▶ _Data_:
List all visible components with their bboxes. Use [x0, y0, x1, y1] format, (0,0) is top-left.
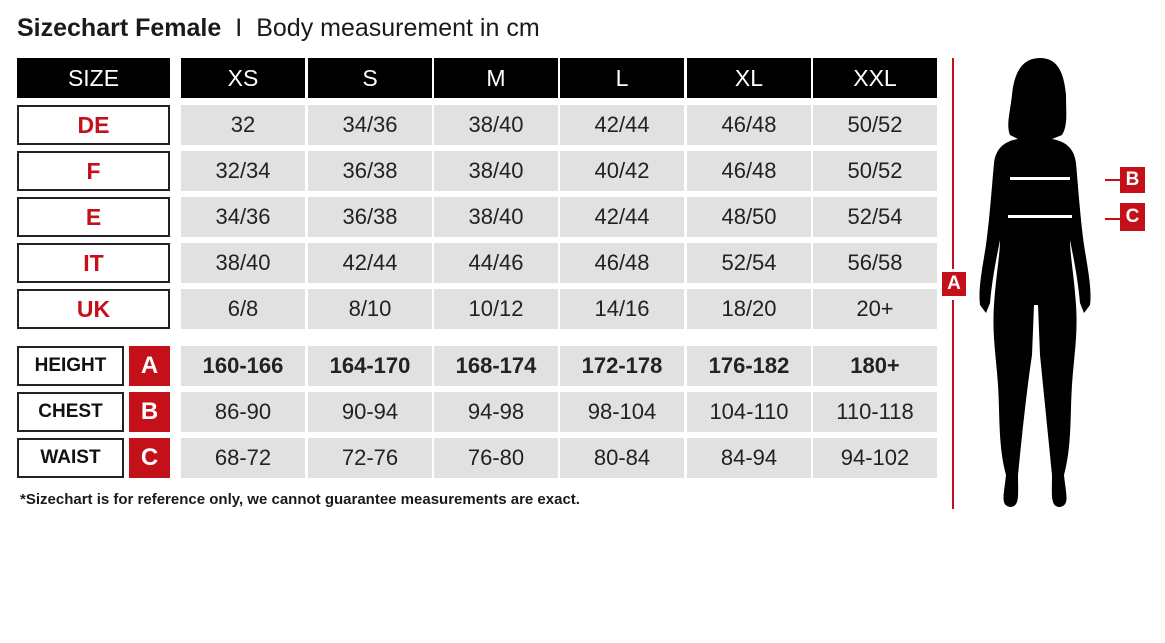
page-title: Sizechart Female I Body measurement in cm	[17, 14, 540, 43]
marker-b: B	[129, 392, 170, 432]
title-sub: Body measurement in cm	[256, 14, 540, 42]
height-line-top	[952, 58, 954, 269]
table-cell: 38/40	[434, 197, 558, 237]
table-cell: 104-110	[687, 392, 811, 432]
table-cell: 180+	[813, 346, 937, 386]
table-cell: 34/36	[308, 105, 432, 145]
waist-marker: C	[1120, 203, 1145, 231]
table-cell: 8/10	[308, 289, 432, 329]
waist-line	[1105, 218, 1121, 220]
table-cell: 42/44	[560, 105, 684, 145]
table-cell: 160-166	[181, 346, 305, 386]
table-cell: 72-76	[308, 438, 432, 478]
table-cell: 42/44	[560, 197, 684, 237]
title-separator: I	[235, 14, 243, 42]
table-cell: 86-90	[181, 392, 305, 432]
size-header-xs: XS	[181, 58, 305, 98]
table-cell: 50/52	[813, 105, 937, 145]
table-cell: 46/48	[687, 151, 811, 191]
row-label-it: IT	[17, 243, 170, 283]
height-marker: A	[942, 272, 966, 296]
table-cell: 36/38	[308, 151, 432, 191]
row-label-e: E	[17, 197, 170, 237]
table-cell: 50/52	[813, 151, 937, 191]
table-cell: 10/12	[434, 289, 558, 329]
size-header-l: L	[560, 58, 684, 98]
table-cell: 32	[181, 105, 305, 145]
table-cell: 164-170	[308, 346, 432, 386]
row-label-uk: UK	[17, 289, 170, 329]
table-cell: 172-178	[560, 346, 684, 386]
table-cell: 48/50	[687, 197, 811, 237]
table-cell: 52/54	[813, 197, 937, 237]
height-line-bottom	[952, 300, 954, 509]
table-cell: 34/36	[181, 197, 305, 237]
table-cell: 44/46	[434, 243, 558, 283]
table-cell: 98-104	[560, 392, 684, 432]
table-cell: 76-80	[434, 438, 558, 478]
chest-marker: B	[1120, 167, 1145, 193]
table-cell: 38/40	[434, 105, 558, 145]
size-header-m: M	[434, 58, 558, 98]
table-cell: 94-102	[813, 438, 937, 478]
table-cell: 68-72	[181, 438, 305, 478]
table-cell: 56/58	[813, 243, 937, 283]
table-cell: 90-94	[308, 392, 432, 432]
row-label-de: DE	[17, 105, 170, 145]
footnote: *Sizechart is for reference only, we can…	[20, 491, 580, 508]
table-cell: 46/48	[687, 105, 811, 145]
row-label-waist: WAIST	[17, 438, 124, 478]
size-header-s: S	[308, 58, 432, 98]
title-main: Sizechart Female	[17, 14, 222, 42]
size-header-xxl: XXL	[813, 58, 937, 98]
table-cell: 46/48	[560, 243, 684, 283]
table-cell: 110-118	[813, 392, 937, 432]
table-cell: 20+	[813, 289, 937, 329]
female-silhouette-icon	[979, 58, 1091, 507]
table-cell: 84-94	[687, 438, 811, 478]
size-header-label: SIZE	[17, 58, 170, 98]
row-label-height: HEIGHT	[17, 346, 124, 386]
table-cell: 36/38	[308, 197, 432, 237]
row-label-f: F	[17, 151, 170, 191]
table-cell: 40/42	[560, 151, 684, 191]
table-cell: 42/44	[308, 243, 432, 283]
table-cell: 38/40	[434, 151, 558, 191]
table-cell: 32/34	[181, 151, 305, 191]
row-label-chest: CHEST	[17, 392, 124, 432]
marker-c: C	[129, 438, 170, 478]
table-cell: 18/20	[687, 289, 811, 329]
marker-a: A	[129, 346, 170, 386]
table-cell: 38/40	[181, 243, 305, 283]
table-cell: 14/16	[560, 289, 684, 329]
table-cell: 6/8	[181, 289, 305, 329]
table-cell: 94-98	[434, 392, 558, 432]
table-cell: 52/54	[687, 243, 811, 283]
size-header-xl: XL	[687, 58, 811, 98]
chest-line	[1105, 179, 1121, 181]
table-cell: 168-174	[434, 346, 558, 386]
table-cell: 176-182	[687, 346, 811, 386]
table-cell: 80-84	[560, 438, 684, 478]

▶ _Set problem_: Reformat every line of the records above as a numbered list. Omit blank lines and leave the pictures out.

▶ _Solution for this problem_:
1. List all visible components with their bboxes. Use [x0, y0, x1, y1] format, (0,0) is top-left.
2. page-title: Sizechart Female I Body measurement in cm	[17, 14, 540, 43]
3. marker-b: B	[129, 392, 170, 432]
4. title-sub: Body measurement in cm	[256, 14, 540, 42]
5. height-line-top	[952, 58, 954, 269]
6. table-cell: 38/40	[434, 197, 558, 237]
7. table-cell: 104-110	[687, 392, 811, 432]
8. table-cell: 180+	[813, 346, 937, 386]
9. table-cell: 34/36	[308, 105, 432, 145]
10. waist-marker: C	[1120, 203, 1145, 231]
11. table-cell: 8/10	[308, 289, 432, 329]
12. waist-line	[1105, 218, 1121, 220]
13. table-cell: 42/44	[560, 105, 684, 145]
14. table-cell: 160-166	[181, 346, 305, 386]
15. table-cell: 72-76	[308, 438, 432, 478]
16. table-cell: 42/44	[560, 197, 684, 237]
17. title-separator: I	[235, 14, 243, 42]
18. table-cell: 86-90	[181, 392, 305, 432]
19. size-header-xs: XS	[181, 58, 305, 98]
20. table-cell: 50/52	[813, 105, 937, 145]
21. table-cell: 46/48	[687, 151, 811, 191]
22. row-label-it: IT	[17, 243, 170, 283]
23. height-marker: A	[942, 272, 966, 296]
24. table-cell: 36/38	[308, 151, 432, 191]
25. row-label-e: E	[17, 197, 170, 237]
26. table-cell: 50/52	[813, 151, 937, 191]
27. table-cell: 10/12	[434, 289, 558, 329]
28. size-header-l: L	[560, 58, 684, 98]
29. table-cell: 32	[181, 105, 305, 145]
30. table-cell: 164-170	[308, 346, 432, 386]
31. row-label-uk: UK	[17, 289, 170, 329]
32. table-cell: 172-178	[560, 346, 684, 386]
33. table-cell: 48/50	[687, 197, 811, 237]
34. table-cell: 52/54	[813, 197, 937, 237]
35. height-line-bottom	[952, 300, 954, 509]
36. table-cell: 34/36	[181, 197, 305, 237]
37. table-cell: 44/46	[434, 243, 558, 283]
38. table-cell: 98-104	[560, 392, 684, 432]
39. table-cell: 76-80	[434, 438, 558, 478]
40. chest-marker: B	[1120, 167, 1145, 193]
41. table-cell: 38/40	[434, 105, 558, 145]
42. size-header-m: M	[434, 58, 558, 98]
43. table-cell: 94-102	[813, 438, 937, 478]
44. table-cell: 68-72	[181, 438, 305, 478]
45. table-cell: 56/58	[813, 243, 937, 283]
46. table-cell: 90-94	[308, 392, 432, 432]
47. row-label-de: DE	[17, 105, 170, 145]
48. footnote: *Sizechart is for reference only, we can…	[20, 491, 580, 508]
49. table-cell: 46/48	[687, 105, 811, 145]
50. row-label-waist: WAIST	[17, 438, 124, 478]
51. size-header-s: S	[308, 58, 432, 98]
52. title-main: Sizechart Female	[17, 14, 222, 42]
53. size-header-xxl: XXL	[813, 58, 937, 98]
54. table-cell: 46/48	[560, 243, 684, 283]
55. table-cell: 110-118	[813, 392, 937, 432]
56. table-cell: 20+	[813, 289, 937, 329]
57. female-silhouette-icon	[979, 58, 1091, 507]
58. table-cell: 84-94	[687, 438, 811, 478]
59. size-header-label: SIZE	[17, 58, 170, 98]
60. row-label-height: HEIGHT	[17, 346, 124, 386]
61. table-cell: 36/38	[308, 197, 432, 237]
62. row-label-f: F	[17, 151, 170, 191]
63. table-cell: 40/42	[560, 151, 684, 191]
64. table-cell: 42/44	[308, 243, 432, 283]
65. table-cell: 38/40	[434, 151, 558, 191]
66. table-cell: 32/34	[181, 151, 305, 191]
67. row-label-chest: CHEST	[17, 392, 124, 432]
68. marker-c: C	[129, 438, 170, 478]
69. table-cell: 18/20	[687, 289, 811, 329]
70. marker-a: A	[129, 346, 170, 386]
71. table-cell: 38/40	[181, 243, 305, 283]
72. table-cell: 14/16	[560, 289, 684, 329]
73. table-cell: 6/8	[181, 289, 305, 329]
74. table-cell: 94-98	[434, 392, 558, 432]
75. table-cell: 52/54	[687, 243, 811, 283]
76. size-header-xl: XL	[687, 58, 811, 98]
77. chest-line	[1105, 179, 1121, 181]
78. table-cell: 168-174	[434, 346, 558, 386]
79. table-cell: 176-182	[687, 346, 811, 386]
80. table-cell: 80-84	[560, 438, 684, 478]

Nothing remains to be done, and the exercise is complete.